**What to work on**
Once the pictures are set aside, transcribe the remaining data exactly.

**Material provided**
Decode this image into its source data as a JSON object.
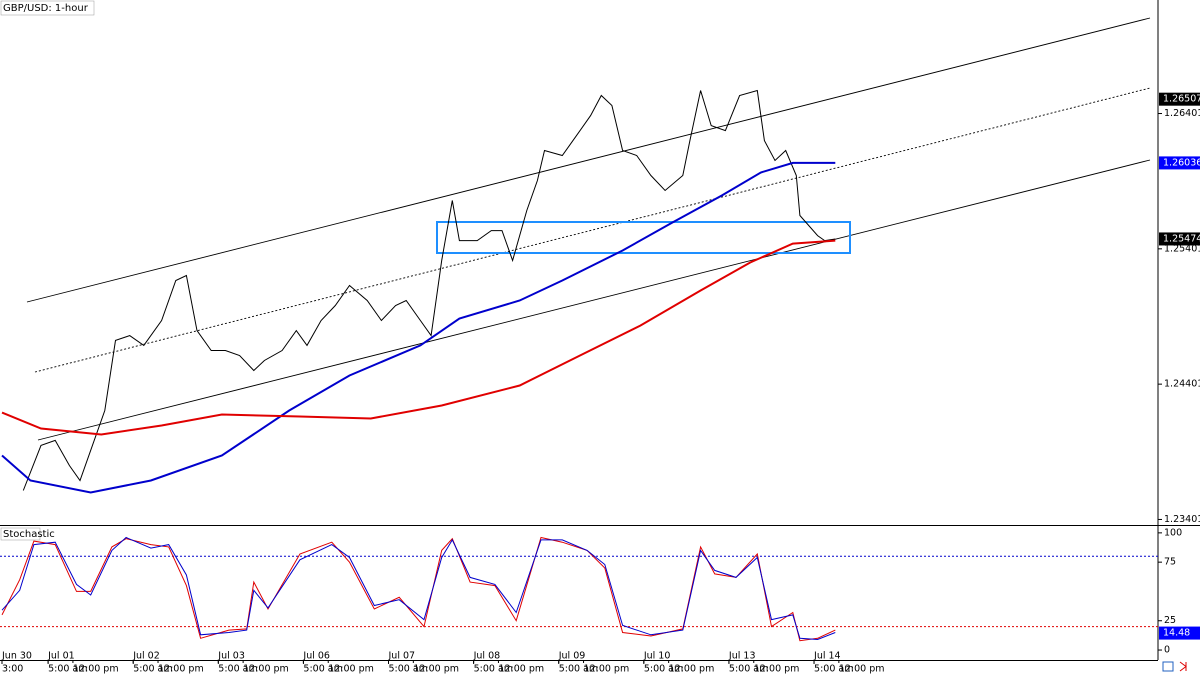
{
  "chart_data": [
    {
      "type": "line",
      "title": "GBP/USD: 1-hour",
      "xlim": [
        0,
        326
      ],
      "ylim": [
        1.2336,
        1.2724
      ],
      "yticks": [
        1.23401,
        1.24401,
        1.25401,
        1.26401
      ],
      "xticks": [
        {
          "value": 0,
          "label": "Jun 30"
        },
        {
          "value": 13,
          "label": "Jul 01"
        },
        {
          "value": 37,
          "label": "Jul 02"
        },
        {
          "value": 61,
          "label": "Jul 03"
        },
        {
          "value": 85,
          "label": "Jul 06"
        },
        {
          "value": 109,
          "label": "Jul 07"
        },
        {
          "value": 133,
          "label": "Jul 08"
        },
        {
          "value": 157,
          "label": "Jul 09"
        },
        {
          "value": 181,
          "label": "Jul 10"
        },
        {
          "value": 205,
          "label": "Jul 13"
        },
        {
          "value": 229,
          "label": "Jul 14"
        }
      ],
      "xticks_minor": [
        {
          "value": 0,
          "label": "3:00"
        },
        {
          "value": 13,
          "label": "5:00 am"
        },
        {
          "value": 20,
          "label": "12:00 pm"
        },
        {
          "value": 37,
          "label": "5:00 am"
        },
        {
          "value": 44,
          "label": "12:00 pm"
        },
        {
          "value": 61,
          "label": "5:00 am"
        },
        {
          "value": 68,
          "label": "12:00 pm"
        },
        {
          "value": 85,
          "label": "5:00 am"
        },
        {
          "value": 92,
          "label": "12:00 pm"
        },
        {
          "value": 109,
          "label": "5:00 am"
        },
        {
          "value": 116,
          "label": "12:00 pm"
        },
        {
          "value": 133,
          "label": "5:00 am"
        },
        {
          "value": 140,
          "label": "12:00 pm"
        },
        {
          "value": 157,
          "label": "5:00 am"
        },
        {
          "value": 164,
          "label": "12:00 pm"
        },
        {
          "value": 181,
          "label": "5:00 am"
        },
        {
          "value": 188,
          "label": "12:00 pm"
        },
        {
          "value": 205,
          "label": "5:00 am"
        },
        {
          "value": 212,
          "label": "12:00 pm"
        },
        {
          "value": 229,
          "label": "5:00 am"
        },
        {
          "value": 236,
          "label": "12:00 pm"
        }
      ],
      "series": [
        {
          "color": "#000000",
          "width": 1,
          "x": [
            6,
            11,
            15,
            19,
            22,
            26,
            29,
            32,
            36,
            40,
            45,
            49,
            52,
            55,
            59,
            63,
            67,
            71,
            74,
            79,
            83,
            86,
            90,
            94,
            98,
            103,
            107,
            111,
            114,
            118,
            121,
            124,
            127,
            129,
            134,
            138,
            141,
            144,
            148,
            151,
            153,
            158,
            162,
            166,
            169,
            172,
            175,
            179,
            183,
            187,
            192,
            194,
            197,
            200,
            204,
            208,
            213,
            215,
            218,
            221,
            224,
            225,
            230,
            232,
            235
          ],
          "values": [
            1.23615,
            1.23948,
            1.23985,
            1.238,
            1.23689,
            1.23985,
            1.24206,
            1.24724,
            1.2476,
            1.24687,
            1.24871,
            1.25167,
            1.25204,
            1.24797,
            1.2465,
            1.2465,
            1.24613,
            1.24502,
            1.24576,
            1.2465,
            1.24797,
            1.24687,
            1.24871,
            1.24982,
            1.2513,
            1.25019,
            1.24871,
            1.24982,
            1.25019,
            1.24871,
            1.2476,
            1.25315,
            1.25758,
            1.25462,
            1.25462,
            1.25536,
            1.25536,
            1.25315,
            1.25684,
            1.25906,
            1.26128,
            1.26091,
            1.26238,
            1.26386,
            1.26534,
            1.2646,
            1.26128,
            1.26091,
            1.25943,
            1.25832,
            1.25943,
            1.26201,
            1.26571,
            1.26312,
            1.26275,
            1.26534,
            1.26571,
            1.26201,
            1.26054,
            1.26128,
            1.25943,
            1.25647,
            1.25499,
            1.25462,
            1.25474
          ]
        },
        {
          "color": "#0000cc",
          "width": 2,
          "x": [
            0,
            8,
            25,
            42,
            62,
            81,
            98,
            118,
            129,
            146,
            158,
            175,
            189,
            203,
            214,
            223,
            235
          ],
          "values": [
            1.23874,
            1.23689,
            1.236,
            1.23689,
            1.23874,
            1.24206,
            1.24465,
            1.24687,
            1.24886,
            1.25019,
            1.25167,
            1.25389,
            1.25595,
            1.25795,
            1.25965,
            1.26036,
            1.26036
          ]
        },
        {
          "color": "#e00000",
          "width": 2,
          "x": [
            0,
            11,
            28,
            45,
            62,
            84,
            104,
            124,
            146,
            163,
            180,
            197,
            211,
            223,
            235
          ],
          "values": [
            1.24191,
            1.24073,
            1.24029,
            1.24095,
            1.24177,
            1.24162,
            1.24147,
            1.24243,
            1.24391,
            1.24613,
            1.24834,
            1.25093,
            1.253,
            1.2544,
            1.25462
          ]
        }
      ],
      "price_tags": [
        {
          "value": 1.26507,
          "color": "#000000"
        },
        {
          "value": 1.26036,
          "color": "#0000ff"
        },
        {
          "value": 1.25474,
          "color": "#000000"
        }
      ]
    },
    {
      "type": "line",
      "title": "Stochastic",
      "xlim": [
        0,
        326
      ],
      "ylim": [
        -8.5,
        105
      ],
      "yticks": [
        0,
        25,
        75,
        100
      ],
      "levels": [
        {
          "value": 80,
          "color": "#0000cc"
        },
        {
          "value": 20,
          "color": "#e00000"
        }
      ],
      "series": [
        {
          "color": "#e00000",
          "width": 1,
          "x": [
            0,
            5,
            9,
            15,
            21,
            25,
            31,
            35,
            42,
            47,
            52,
            56,
            64,
            69,
            71,
            75,
            84,
            93,
            98,
            105,
            112,
            119,
            124,
            127,
            132,
            139,
            145,
            152,
            158,
            165,
            170,
            175,
            183,
            192,
            197,
            201,
            207,
            213,
            217,
            223,
            225,
            230,
            235
          ],
          "values": [
            30,
            60,
            93,
            90,
            50,
            50,
            88,
            95,
            90,
            88,
            55,
            10,
            17,
            18,
            58,
            35,
            82,
            92,
            75,
            35,
            45,
            20,
            85,
            95,
            58,
            55,
            25,
            96,
            92,
            85,
            70,
            15,
            12,
            18,
            88,
            65,
            62,
            82,
            20,
            32,
            8,
            10,
            17
          ]
        },
        {
          "color": "#0000cc",
          "width": 1,
          "x": [
            0,
            5,
            9,
            15,
            21,
            25,
            31,
            35,
            42,
            47,
            52,
            56,
            64,
            69,
            71,
            75,
            84,
            93,
            98,
            105,
            112,
            119,
            124,
            127,
            132,
            139,
            145,
            152,
            158,
            165,
            170,
            175,
            183,
            192,
            197,
            201,
            207,
            213,
            217,
            223,
            225,
            230,
            235
          ],
          "values": [
            34,
            51,
            90,
            92,
            56,
            47,
            85,
            96,
            87,
            90,
            64,
            13,
            15,
            17,
            51,
            36,
            77,
            90,
            79,
            38,
            43,
            26,
            79,
            94,
            62,
            56,
            32,
            94,
            94,
            85,
            73,
            21,
            13,
            17,
            85,
            68,
            62,
            79,
            26,
            30,
            10,
            9,
            15
          ]
        }
      ],
      "price_tags": [
        {
          "value": 14.48,
          "color": "#0000ff"
        }
      ]
    }
  ]
}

**Full answer**
Decode this image into its source data as a JSON object.
{
  "chart_data": [
    {
      "type": "line",
      "title": "GBP/USD: 1-hour",
      "xlim": [
        0,
        326
      ],
      "ylim": [
        1.2336,
        1.2724
      ],
      "yticks": [
        1.23401,
        1.24401,
        1.25401,
        1.26401
      ],
      "xticks": [
        {
          "value": 0,
          "label": "Jun 30"
        },
        {
          "value": 13,
          "label": "Jul 01"
        },
        {
          "value": 37,
          "label": "Jul 02"
        },
        {
          "value": 61,
          "label": "Jul 03"
        },
        {
          "value": 85,
          "label": "Jul 06"
        },
        {
          "value": 109,
          "label": "Jul 07"
        },
        {
          "value": 133,
          "label": "Jul 08"
        },
        {
          "value": 157,
          "label": "Jul 09"
        },
        {
          "value": 181,
          "label": "Jul 10"
        },
        {
          "value": 205,
          "label": "Jul 13"
        },
        {
          "value": 229,
          "label": "Jul 14"
        }
      ],
      "xticks_minor": [
        {
          "value": 0,
          "label": "3:00"
        },
        {
          "value": 13,
          "label": "5:00 am"
        },
        {
          "value": 20,
          "label": "12:00 pm"
        },
        {
          "value": 37,
          "label": "5:00 am"
        },
        {
          "value": 44,
          "label": "12:00 pm"
        },
        {
          "value": 61,
          "label": "5:00 am"
        },
        {
          "value": 68,
          "label": "12:00 pm"
        },
        {
          "value": 85,
          "label": "5:00 am"
        },
        {
          "value": 92,
          "label": "12:00 pm"
        },
        {
          "value": 109,
          "label": "5:00 am"
        },
        {
          "value": 116,
          "label": "12:00 pm"
        },
        {
          "value": 133,
          "label": "5:00 am"
        },
        {
          "value": 140,
          "label": "12:00 pm"
        },
        {
          "value": 157,
          "label": "5:00 am"
        },
        {
          "value": 164,
          "label": "12:00 pm"
        },
        {
          "value": 181,
          "label": "5:00 am"
        },
        {
          "value": 188,
          "label": "12:00 pm"
        },
        {
          "value": 205,
          "label": "5:00 am"
        },
        {
          "value": 212,
          "label": "12:00 pm"
        },
        {
          "value": 229,
          "label": "5:00 am"
        },
        {
          "value": 236,
          "label": "12:00 pm"
        }
      ],
      "series": [
        {
          "color": "#000000",
          "width": 1,
          "x": [
            6,
            11,
            15,
            19,
            22,
            26,
            29,
            32,
            36,
            40,
            45,
            49,
            52,
            55,
            59,
            63,
            67,
            71,
            74,
            79,
            83,
            86,
            90,
            94,
            98,
            103,
            107,
            111,
            114,
            118,
            121,
            124,
            127,
            129,
            134,
            138,
            141,
            144,
            148,
            151,
            153,
            158,
            162,
            166,
            169,
            172,
            175,
            179,
            183,
            187,
            192,
            194,
            197,
            200,
            204,
            208,
            213,
            215,
            218,
            221,
            224,
            225,
            230,
            232,
            235
          ],
          "values": [
            1.23615,
            1.23948,
            1.23985,
            1.238,
            1.23689,
            1.23985,
            1.24206,
            1.24724,
            1.2476,
            1.24687,
            1.24871,
            1.25167,
            1.25204,
            1.24797,
            1.2465,
            1.2465,
            1.24613,
            1.24502,
            1.24576,
            1.2465,
            1.24797,
            1.24687,
            1.24871,
            1.24982,
            1.2513,
            1.25019,
            1.24871,
            1.24982,
            1.25019,
            1.24871,
            1.2476,
            1.25315,
            1.25758,
            1.25462,
            1.25462,
            1.25536,
            1.25536,
            1.25315,
            1.25684,
            1.25906,
            1.26128,
            1.26091,
            1.26238,
            1.26386,
            1.26534,
            1.2646,
            1.26128,
            1.26091,
            1.25943,
            1.25832,
            1.25943,
            1.26201,
            1.26571,
            1.26312,
            1.26275,
            1.26534,
            1.26571,
            1.26201,
            1.26054,
            1.26128,
            1.25943,
            1.25647,
            1.25499,
            1.25462,
            1.25474
          ]
        },
        {
          "color": "#0000cc",
          "width": 2,
          "x": [
            0,
            8,
            25,
            42,
            62,
            81,
            98,
            118,
            129,
            146,
            158,
            175,
            189,
            203,
            214,
            223,
            235
          ],
          "values": [
            1.23874,
            1.23689,
            1.236,
            1.23689,
            1.23874,
            1.24206,
            1.24465,
            1.24687,
            1.24886,
            1.25019,
            1.25167,
            1.25389,
            1.25595,
            1.25795,
            1.25965,
            1.26036,
            1.26036
          ]
        },
        {
          "color": "#e00000",
          "width": 2,
          "x": [
            0,
            11,
            28,
            45,
            62,
            84,
            104,
            124,
            146,
            163,
            180,
            197,
            211,
            223,
            235
          ],
          "values": [
            1.24191,
            1.24073,
            1.24029,
            1.24095,
            1.24177,
            1.24162,
            1.24147,
            1.24243,
            1.24391,
            1.24613,
            1.24834,
            1.25093,
            1.253,
            1.2544,
            1.25462
          ]
        }
      ],
      "price_tags": [
        {
          "value": 1.26507,
          "color": "#000000"
        },
        {
          "value": 1.26036,
          "color": "#0000ff"
        },
        {
          "value": 1.25474,
          "color": "#000000"
        }
      ]
    },
    {
      "type": "line",
      "title": "Stochastic",
      "xlim": [
        0,
        326
      ],
      "ylim": [
        -8.5,
        105
      ],
      "yticks": [
        0,
        25,
        75,
        100
      ],
      "levels": [
        {
          "value": 80,
          "color": "#0000cc"
        },
        {
          "value": 20,
          "color": "#e00000"
        }
      ],
      "series": [
        {
          "color": "#e00000",
          "width": 1,
          "x": [
            0,
            5,
            9,
            15,
            21,
            25,
            31,
            35,
            42,
            47,
            52,
            56,
            64,
            69,
            71,
            75,
            84,
            93,
            98,
            105,
            112,
            119,
            124,
            127,
            132,
            139,
            145,
            152,
            158,
            165,
            170,
            175,
            183,
            192,
            197,
            201,
            207,
            213,
            217,
            223,
            225,
            230,
            235
          ],
          "values": [
            30,
            60,
            93,
            90,
            50,
            50,
            88,
            95,
            90,
            88,
            55,
            10,
            17,
            18,
            58,
            35,
            82,
            92,
            75,
            35,
            45,
            20,
            85,
            95,
            58,
            55,
            25,
            96,
            92,
            85,
            70,
            15,
            12,
            18,
            88,
            65,
            62,
            82,
            20,
            32,
            8,
            10,
            17
          ]
        },
        {
          "color": "#0000cc",
          "width": 1,
          "x": [
            0,
            5,
            9,
            15,
            21,
            25,
            31,
            35,
            42,
            47,
            52,
            56,
            64,
            69,
            71,
            75,
            84,
            93,
            98,
            105,
            112,
            119,
            124,
            127,
            132,
            139,
            145,
            152,
            158,
            165,
            170,
            175,
            183,
            192,
            197,
            201,
            207,
            213,
            217,
            223,
            225,
            230,
            235
          ],
          "values": [
            34,
            51,
            90,
            92,
            56,
            47,
            85,
            96,
            87,
            90,
            64,
            13,
            15,
            17,
            51,
            36,
            77,
            90,
            79,
            38,
            43,
            26,
            79,
            94,
            62,
            56,
            32,
            94,
            94,
            85,
            73,
            21,
            13,
            17,
            85,
            68,
            62,
            79,
            26,
            30,
            10,
            9,
            15
          ]
        }
      ],
      "price_tags": [
        {
          "value": 14.48,
          "color": "#0000ff"
        }
      ]
    }
  ]
}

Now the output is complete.